## STATED TASK
Every line below should be copied exactly; drop the pictures.

==*==

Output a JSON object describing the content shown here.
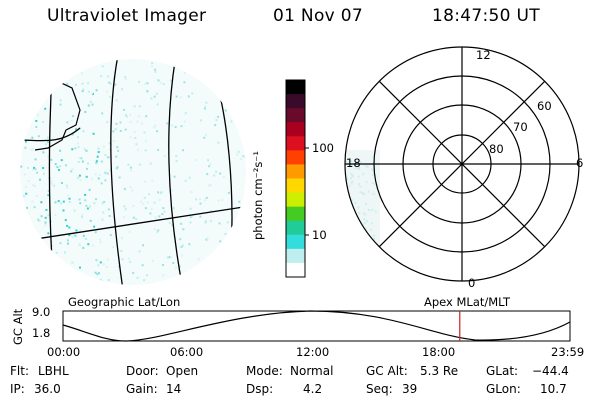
{
  "header": {
    "title": "Ultraviolet Imager",
    "date": "01 Nov 07",
    "time": "18:47:50 UT"
  },
  "colorbar": {
    "label": "photon cm⁻²s⁻¹",
    "ticks": [
      "100",
      "10"
    ],
    "colors": [
      "#000000",
      "#3a0a2a",
      "#6a0a2a",
      "#aa0020",
      "#dd1020",
      "#ff4000",
      "#ff9a00",
      "#ffd800",
      "#ccee00",
      "#44cc22",
      "#22cc99",
      "#33dddd",
      "#bfeeee",
      "#ffffff"
    ]
  },
  "polar": {
    "mlt_labels": {
      "top": "12",
      "left": "18",
      "right": "6",
      "bottom": "0"
    },
    "lat_labels": [
      "60",
      "70",
      "80"
    ]
  },
  "panels": {
    "left_caption": "Geographic Lat/Lon",
    "right_caption": "Apex MLat/MLT"
  },
  "altitude_plot": {
    "ylabel": "GC Alt",
    "yticks": [
      "9.0",
      "1.8"
    ],
    "xticks": [
      "00:00",
      "06:00",
      "12:00",
      "18:00",
      "23:59"
    ],
    "marker_fraction": 0.7826
  },
  "info": {
    "flt_label": "Flt:",
    "flt_value": "LBHL",
    "ip_label": "IP:",
    "ip_value": "36.0",
    "door_label": "Door:",
    "door_value": "Open",
    "gain_label": "Gain:",
    "gain_value": "14",
    "mode_label": "Mode:",
    "mode_value": "Normal",
    "dsp_label": "Dsp:",
    "dsp_value": "4.2",
    "gcalt_label": "GC Alt:",
    "gcalt_value": "5.3 Re",
    "seq_label": "Seq:",
    "seq_value": "39",
    "glat_label": "GLat:",
    "glat_value": "−44.4",
    "glon_label": "GLon:",
    "glon_value": "10.7"
  }
}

==*==

## TASK RESULT
Output a JSON object describing the content shown here.
{
  "header": {
    "title": "Ultraviolet Imager",
    "date": "01 Nov 07",
    "time": "18:47:50 UT"
  },
  "colorbar": {
    "label": "photon cm⁻²s⁻¹",
    "ticks": [
      "100",
      "10"
    ],
    "colors": [
      "#000000",
      "#3a0a2a",
      "#6a0a2a",
      "#aa0020",
      "#dd1020",
      "#ff4000",
      "#ff9a00",
      "#ffd800",
      "#ccee00",
      "#44cc22",
      "#22cc99",
      "#33dddd",
      "#bfeeee",
      "#ffffff"
    ]
  },
  "polar": {
    "mlt_labels": {
      "top": "12",
      "left": "18",
      "right": "6",
      "bottom": "0"
    },
    "lat_labels": [
      "60",
      "70",
      "80"
    ]
  },
  "panels": {
    "left_caption": "Geographic Lat/Lon",
    "right_caption": "Apex MLat/MLT"
  },
  "altitude_plot": {
    "ylabel": "GC Alt",
    "yticks": [
      "9.0",
      "1.8"
    ],
    "xticks": [
      "00:00",
      "06:00",
      "12:00",
      "18:00",
      "23:59"
    ],
    "marker_fraction": 0.7826
  },
  "info": {
    "flt_label": "Flt:",
    "flt_value": "LBHL",
    "ip_label": "IP:",
    "ip_value": "36.0",
    "door_label": "Door:",
    "door_value": "Open",
    "gain_label": "Gain:",
    "gain_value": "14",
    "mode_label": "Mode:",
    "mode_value": "Normal",
    "dsp_label": "Dsp:",
    "dsp_value": "4.2",
    "gcalt_label": "GC Alt:",
    "gcalt_value": "5.3 Re",
    "seq_label": "Seq:",
    "seq_value": "39",
    "glat_label": "GLat:",
    "glat_value": "−44.4",
    "glon_label": "GLon:",
    "glon_value": "10.7"
  }
}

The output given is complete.